EXERCISE PROMPT> Copy every line with the string "name" in it.

MATERIAL FOR THE TASK>
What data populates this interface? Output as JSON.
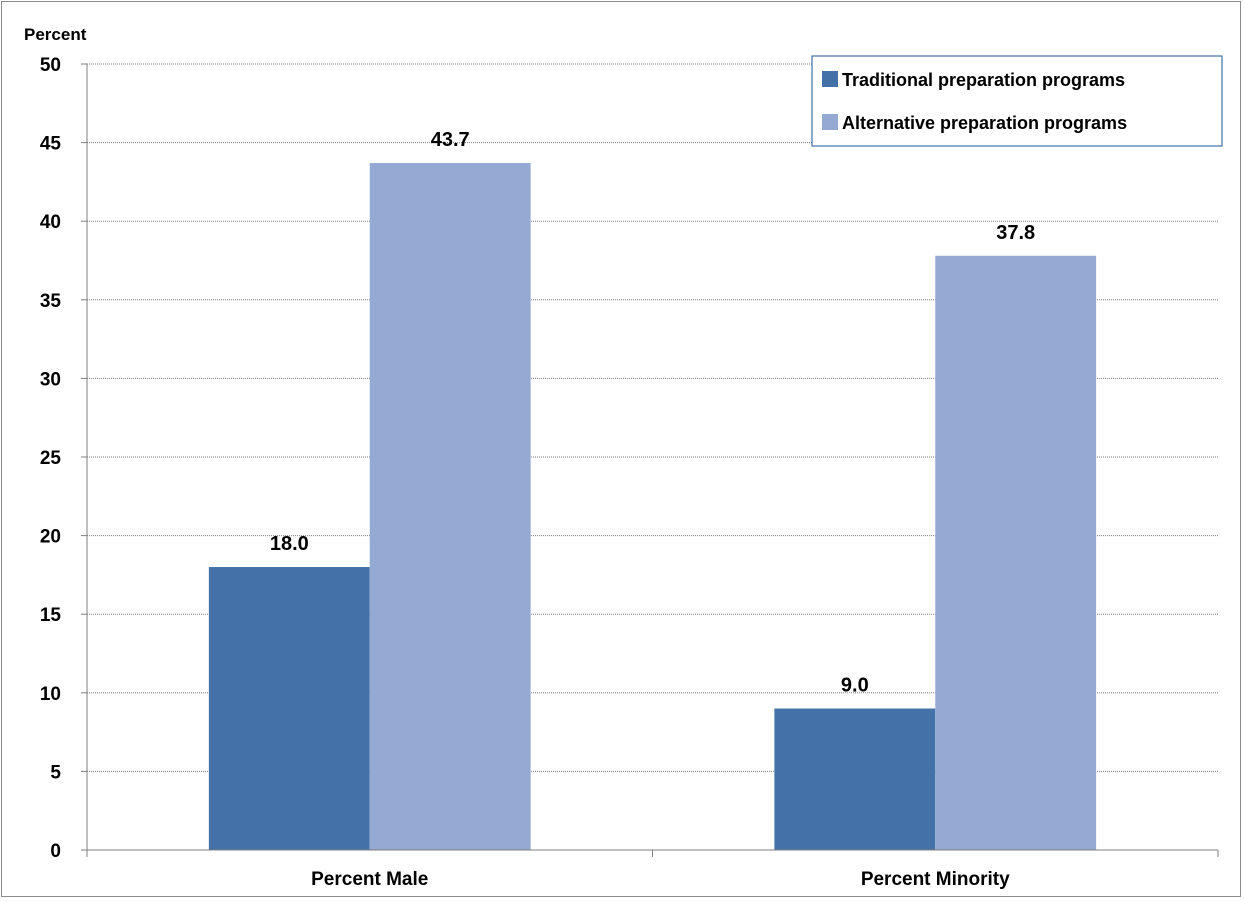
{
  "chart_data": {
    "type": "bar",
    "ylabel": "Percent",
    "xlabel": "",
    "categories": [
      "Percent Male",
      "Percent Minority"
    ],
    "series": [
      {
        "name": "Traditional preparation programs",
        "values": [
          18.0,
          9.0
        ],
        "color": "#4472a8"
      },
      {
        "name": "Alternative preparation programs",
        "values": [
          43.7,
          37.8
        ],
        "color": "#95aad3"
      }
    ],
    "data_labels": [
      [
        "18.0",
        "9.0"
      ],
      [
        "43.7",
        "37.8"
      ]
    ],
    "ylim": [
      0,
      50
    ],
    "yticks": [
      "0",
      "5",
      "10",
      "15",
      "20",
      "25",
      "30",
      "35",
      "40",
      "45",
      "50"
    ],
    "grid": true,
    "legend_position": "top-right"
  }
}
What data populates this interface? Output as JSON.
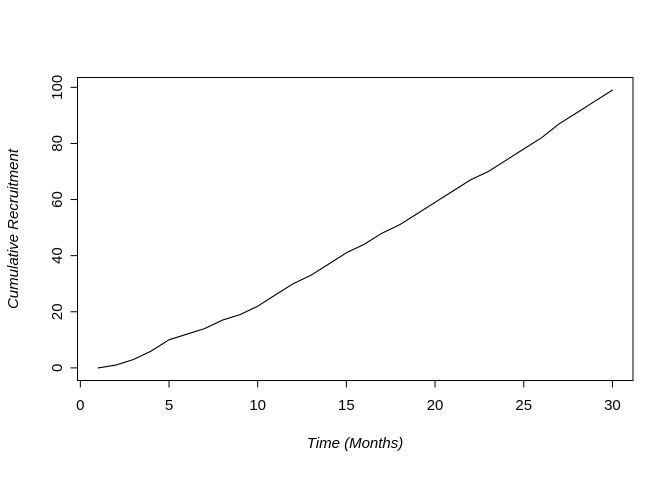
{
  "figure": {
    "background": "#ffffff",
    "description": "R base-graphics line plot of cumulative recruitment over time"
  },
  "chart_data": {
    "type": "line",
    "title": "",
    "xlabel": "Time (Months)",
    "ylabel": "Cumulative Recruitment",
    "x": [
      1,
      2,
      3,
      4,
      5,
      6,
      7,
      8,
      9,
      10,
      11,
      12,
      13,
      14,
      15,
      16,
      17,
      18,
      19,
      20,
      21,
      22,
      23,
      24,
      25,
      26,
      27,
      28,
      29,
      30
    ],
    "values": [
      0,
      1,
      3,
      6,
      10,
      12,
      14,
      17,
      19,
      22,
      26,
      30,
      33,
      37,
      41,
      44,
      48,
      51,
      55,
      59,
      63,
      67,
      70,
      74,
      78,
      82,
      87,
      91,
      95,
      99
    ],
    "x_ticks": [
      0,
      5,
      10,
      15,
      20,
      25,
      30
    ],
    "y_ticks": [
      0,
      20,
      40,
      60,
      80,
      100
    ],
    "xlim": [
      -0.16,
      31.16
    ],
    "ylim": [
      -4.5,
      103.5
    ],
    "grid": false,
    "legend": "none",
    "line_color": "#000000",
    "axis_color": "#000000",
    "text_color": "#000000"
  }
}
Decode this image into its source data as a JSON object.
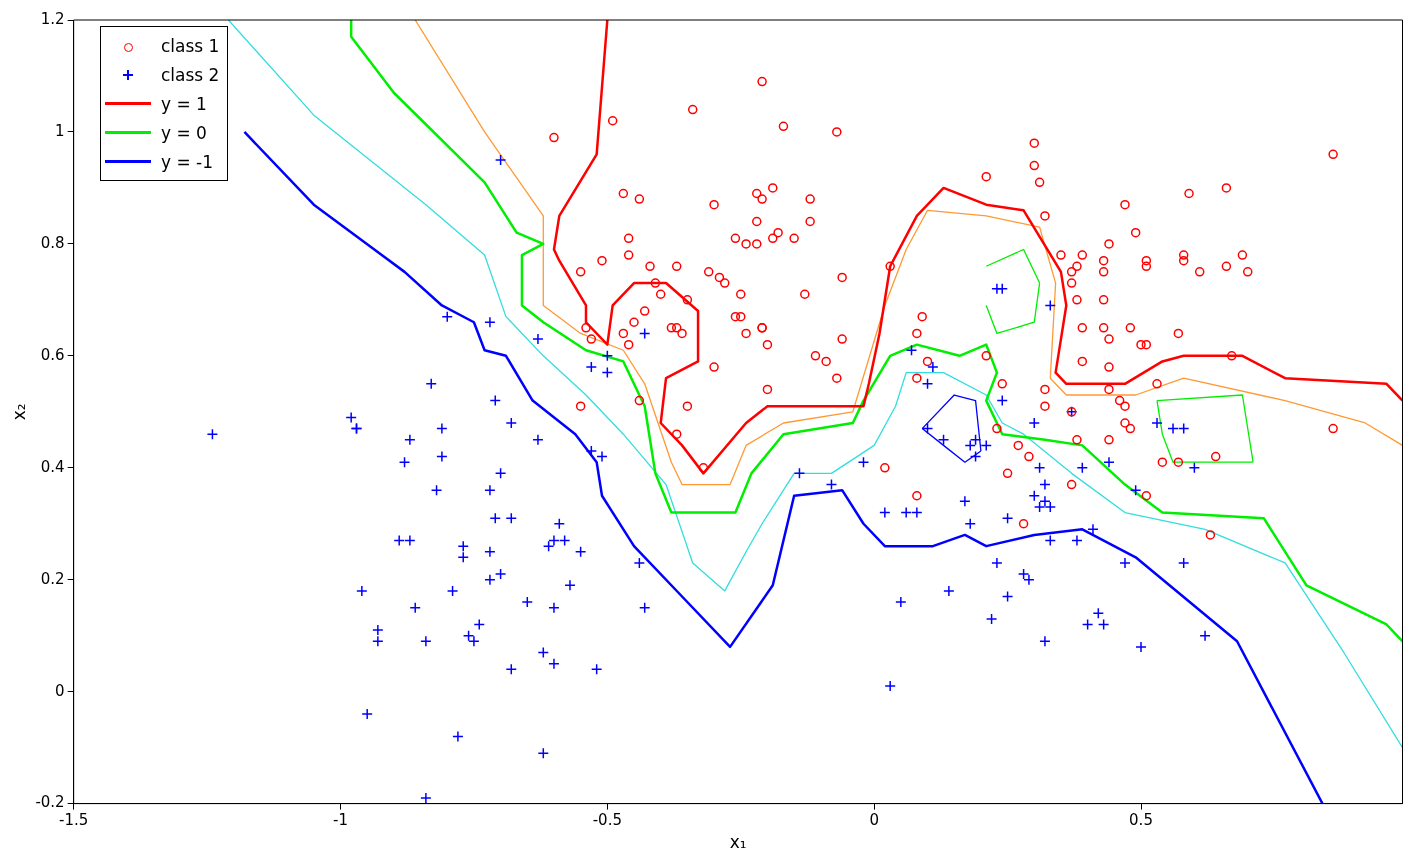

RESULT FOR THIS TASK>
        "name": "Traditional preparation programs",
        "name": "Alternative preparation programs",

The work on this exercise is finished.